◆ **Brief**
Extract every line that includes the string "ylabel".

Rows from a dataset
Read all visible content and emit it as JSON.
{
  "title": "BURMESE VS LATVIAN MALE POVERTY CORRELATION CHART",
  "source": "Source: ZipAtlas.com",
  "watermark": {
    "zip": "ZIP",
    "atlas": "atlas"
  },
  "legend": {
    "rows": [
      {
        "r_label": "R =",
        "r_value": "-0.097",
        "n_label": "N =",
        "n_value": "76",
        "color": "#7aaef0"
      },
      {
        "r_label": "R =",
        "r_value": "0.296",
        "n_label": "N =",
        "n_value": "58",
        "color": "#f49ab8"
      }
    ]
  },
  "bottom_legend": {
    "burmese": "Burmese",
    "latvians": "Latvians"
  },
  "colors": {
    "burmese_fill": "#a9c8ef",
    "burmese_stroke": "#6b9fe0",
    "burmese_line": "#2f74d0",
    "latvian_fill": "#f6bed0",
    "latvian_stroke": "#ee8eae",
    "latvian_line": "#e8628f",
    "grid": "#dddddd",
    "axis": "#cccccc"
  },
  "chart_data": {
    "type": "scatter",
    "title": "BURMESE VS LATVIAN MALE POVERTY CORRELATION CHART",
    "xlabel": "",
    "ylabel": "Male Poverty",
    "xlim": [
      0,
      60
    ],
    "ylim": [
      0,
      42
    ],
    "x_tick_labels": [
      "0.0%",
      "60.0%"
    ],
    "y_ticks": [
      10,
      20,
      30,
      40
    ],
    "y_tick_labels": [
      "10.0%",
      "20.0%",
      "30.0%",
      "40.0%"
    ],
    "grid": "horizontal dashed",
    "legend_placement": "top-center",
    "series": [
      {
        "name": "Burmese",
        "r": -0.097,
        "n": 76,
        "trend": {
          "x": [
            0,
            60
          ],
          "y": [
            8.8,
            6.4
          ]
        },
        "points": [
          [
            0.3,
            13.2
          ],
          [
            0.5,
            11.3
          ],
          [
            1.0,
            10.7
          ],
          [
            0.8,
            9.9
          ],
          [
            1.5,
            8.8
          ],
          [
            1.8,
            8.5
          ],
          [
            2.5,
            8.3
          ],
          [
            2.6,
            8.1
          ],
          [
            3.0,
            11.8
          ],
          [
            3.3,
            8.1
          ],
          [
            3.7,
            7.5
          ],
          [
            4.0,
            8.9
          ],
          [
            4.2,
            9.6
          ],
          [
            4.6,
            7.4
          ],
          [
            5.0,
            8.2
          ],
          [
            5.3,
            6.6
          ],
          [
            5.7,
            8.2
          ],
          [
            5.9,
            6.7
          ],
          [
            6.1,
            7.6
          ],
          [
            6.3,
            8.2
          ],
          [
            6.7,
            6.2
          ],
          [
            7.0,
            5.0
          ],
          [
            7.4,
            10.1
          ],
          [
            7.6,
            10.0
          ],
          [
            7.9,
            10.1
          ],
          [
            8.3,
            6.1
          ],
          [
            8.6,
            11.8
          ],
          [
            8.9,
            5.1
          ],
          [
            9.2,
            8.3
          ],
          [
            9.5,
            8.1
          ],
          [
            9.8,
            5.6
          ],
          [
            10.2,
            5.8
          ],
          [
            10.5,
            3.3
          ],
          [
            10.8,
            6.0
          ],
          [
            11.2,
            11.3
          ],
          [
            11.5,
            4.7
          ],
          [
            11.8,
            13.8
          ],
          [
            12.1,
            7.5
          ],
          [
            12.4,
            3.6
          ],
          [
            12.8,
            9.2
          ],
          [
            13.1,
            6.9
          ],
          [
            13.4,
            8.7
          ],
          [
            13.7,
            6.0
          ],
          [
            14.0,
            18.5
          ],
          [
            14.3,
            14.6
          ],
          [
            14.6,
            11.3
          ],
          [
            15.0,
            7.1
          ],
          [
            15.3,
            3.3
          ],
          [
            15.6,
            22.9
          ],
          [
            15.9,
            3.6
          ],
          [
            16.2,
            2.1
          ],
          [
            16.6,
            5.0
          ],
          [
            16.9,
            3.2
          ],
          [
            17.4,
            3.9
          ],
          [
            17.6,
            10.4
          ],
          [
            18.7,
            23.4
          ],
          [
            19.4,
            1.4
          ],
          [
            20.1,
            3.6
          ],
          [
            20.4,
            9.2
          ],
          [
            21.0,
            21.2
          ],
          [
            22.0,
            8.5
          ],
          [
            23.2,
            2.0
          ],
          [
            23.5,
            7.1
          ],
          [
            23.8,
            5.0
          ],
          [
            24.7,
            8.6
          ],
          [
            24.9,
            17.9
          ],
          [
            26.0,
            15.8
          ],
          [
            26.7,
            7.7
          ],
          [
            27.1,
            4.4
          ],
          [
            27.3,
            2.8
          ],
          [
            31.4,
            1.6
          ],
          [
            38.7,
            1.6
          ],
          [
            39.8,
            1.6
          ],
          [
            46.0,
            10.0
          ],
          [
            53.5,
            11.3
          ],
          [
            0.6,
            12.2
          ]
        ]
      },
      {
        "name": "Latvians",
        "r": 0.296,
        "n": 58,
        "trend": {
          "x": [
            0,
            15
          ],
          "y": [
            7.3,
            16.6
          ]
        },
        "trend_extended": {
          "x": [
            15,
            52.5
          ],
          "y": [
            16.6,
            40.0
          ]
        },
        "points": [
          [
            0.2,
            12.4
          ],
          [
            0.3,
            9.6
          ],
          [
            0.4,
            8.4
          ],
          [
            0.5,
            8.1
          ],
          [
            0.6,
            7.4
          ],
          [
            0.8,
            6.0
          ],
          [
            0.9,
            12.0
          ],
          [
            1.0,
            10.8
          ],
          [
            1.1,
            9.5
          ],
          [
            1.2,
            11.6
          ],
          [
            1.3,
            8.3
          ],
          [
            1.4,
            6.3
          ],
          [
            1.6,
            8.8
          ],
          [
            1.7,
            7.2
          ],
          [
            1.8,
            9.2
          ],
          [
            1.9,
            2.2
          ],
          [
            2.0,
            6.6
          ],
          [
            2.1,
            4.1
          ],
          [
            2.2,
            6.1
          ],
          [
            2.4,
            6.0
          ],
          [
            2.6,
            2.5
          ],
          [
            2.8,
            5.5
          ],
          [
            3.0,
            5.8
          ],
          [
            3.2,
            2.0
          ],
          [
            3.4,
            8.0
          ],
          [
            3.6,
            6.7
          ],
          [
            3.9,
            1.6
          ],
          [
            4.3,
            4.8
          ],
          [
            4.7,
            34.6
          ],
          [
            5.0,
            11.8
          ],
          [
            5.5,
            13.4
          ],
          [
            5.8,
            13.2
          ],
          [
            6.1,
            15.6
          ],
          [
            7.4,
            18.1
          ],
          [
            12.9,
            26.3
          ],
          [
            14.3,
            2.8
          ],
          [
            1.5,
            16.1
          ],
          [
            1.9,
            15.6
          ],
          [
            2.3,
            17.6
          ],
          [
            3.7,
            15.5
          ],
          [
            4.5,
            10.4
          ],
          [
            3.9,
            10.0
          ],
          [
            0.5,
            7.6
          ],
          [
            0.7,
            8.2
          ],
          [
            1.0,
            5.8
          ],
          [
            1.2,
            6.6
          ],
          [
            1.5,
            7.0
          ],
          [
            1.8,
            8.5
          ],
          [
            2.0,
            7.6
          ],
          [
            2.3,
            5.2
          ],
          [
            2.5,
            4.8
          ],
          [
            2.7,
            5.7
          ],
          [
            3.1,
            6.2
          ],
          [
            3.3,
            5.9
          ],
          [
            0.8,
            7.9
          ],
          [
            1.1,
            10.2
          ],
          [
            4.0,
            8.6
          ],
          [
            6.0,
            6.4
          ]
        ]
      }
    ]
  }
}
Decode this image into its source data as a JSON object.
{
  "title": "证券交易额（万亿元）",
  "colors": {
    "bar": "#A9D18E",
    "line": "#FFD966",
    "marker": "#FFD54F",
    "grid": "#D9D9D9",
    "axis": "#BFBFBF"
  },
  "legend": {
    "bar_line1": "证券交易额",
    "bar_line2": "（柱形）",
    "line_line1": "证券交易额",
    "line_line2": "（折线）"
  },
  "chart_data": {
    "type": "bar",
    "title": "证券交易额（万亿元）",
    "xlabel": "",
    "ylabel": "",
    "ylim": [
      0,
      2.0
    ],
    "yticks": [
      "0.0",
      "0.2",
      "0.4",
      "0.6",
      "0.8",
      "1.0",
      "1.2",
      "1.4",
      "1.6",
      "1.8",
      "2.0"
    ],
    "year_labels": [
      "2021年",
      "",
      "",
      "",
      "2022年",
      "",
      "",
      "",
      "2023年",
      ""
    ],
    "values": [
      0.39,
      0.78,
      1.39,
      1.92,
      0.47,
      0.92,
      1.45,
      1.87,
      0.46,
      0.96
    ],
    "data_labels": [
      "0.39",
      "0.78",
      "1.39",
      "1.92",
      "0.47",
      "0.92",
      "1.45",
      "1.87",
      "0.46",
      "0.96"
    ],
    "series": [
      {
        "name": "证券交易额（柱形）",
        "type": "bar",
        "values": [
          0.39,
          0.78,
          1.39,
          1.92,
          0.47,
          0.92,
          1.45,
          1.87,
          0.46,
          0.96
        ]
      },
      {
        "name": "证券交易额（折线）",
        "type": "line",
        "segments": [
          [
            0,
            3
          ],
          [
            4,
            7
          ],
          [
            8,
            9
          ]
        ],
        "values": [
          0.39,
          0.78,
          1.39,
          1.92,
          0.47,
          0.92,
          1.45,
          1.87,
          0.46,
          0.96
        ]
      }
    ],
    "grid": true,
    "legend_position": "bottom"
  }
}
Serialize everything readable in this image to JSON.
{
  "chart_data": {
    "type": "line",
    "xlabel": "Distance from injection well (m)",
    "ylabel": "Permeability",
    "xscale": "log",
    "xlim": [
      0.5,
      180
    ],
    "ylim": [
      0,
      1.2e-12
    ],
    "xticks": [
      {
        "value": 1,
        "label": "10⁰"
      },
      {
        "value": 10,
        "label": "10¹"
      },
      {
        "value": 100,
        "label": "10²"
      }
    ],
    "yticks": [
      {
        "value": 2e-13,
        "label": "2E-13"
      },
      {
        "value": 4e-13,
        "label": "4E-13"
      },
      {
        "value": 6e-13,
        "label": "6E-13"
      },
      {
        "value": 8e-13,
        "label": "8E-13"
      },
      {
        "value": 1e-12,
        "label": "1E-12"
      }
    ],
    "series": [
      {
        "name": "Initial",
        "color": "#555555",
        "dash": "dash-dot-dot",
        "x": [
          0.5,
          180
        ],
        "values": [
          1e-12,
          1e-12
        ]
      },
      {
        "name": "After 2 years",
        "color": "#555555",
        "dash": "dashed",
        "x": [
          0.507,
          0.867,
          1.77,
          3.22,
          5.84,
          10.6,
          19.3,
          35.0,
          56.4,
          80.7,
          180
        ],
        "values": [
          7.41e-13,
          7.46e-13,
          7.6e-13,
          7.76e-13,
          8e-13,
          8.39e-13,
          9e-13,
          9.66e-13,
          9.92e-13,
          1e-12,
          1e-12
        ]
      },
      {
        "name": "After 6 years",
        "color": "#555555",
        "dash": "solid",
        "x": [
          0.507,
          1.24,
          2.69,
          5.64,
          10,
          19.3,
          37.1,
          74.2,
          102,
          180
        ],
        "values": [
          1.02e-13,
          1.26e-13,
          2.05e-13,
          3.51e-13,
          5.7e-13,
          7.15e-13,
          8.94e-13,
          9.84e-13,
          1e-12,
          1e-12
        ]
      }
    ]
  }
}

◆ **The completed task**
    "ylabel": "Male Poverty",
    "ylabel": "",
    "ylabel": "Permeability",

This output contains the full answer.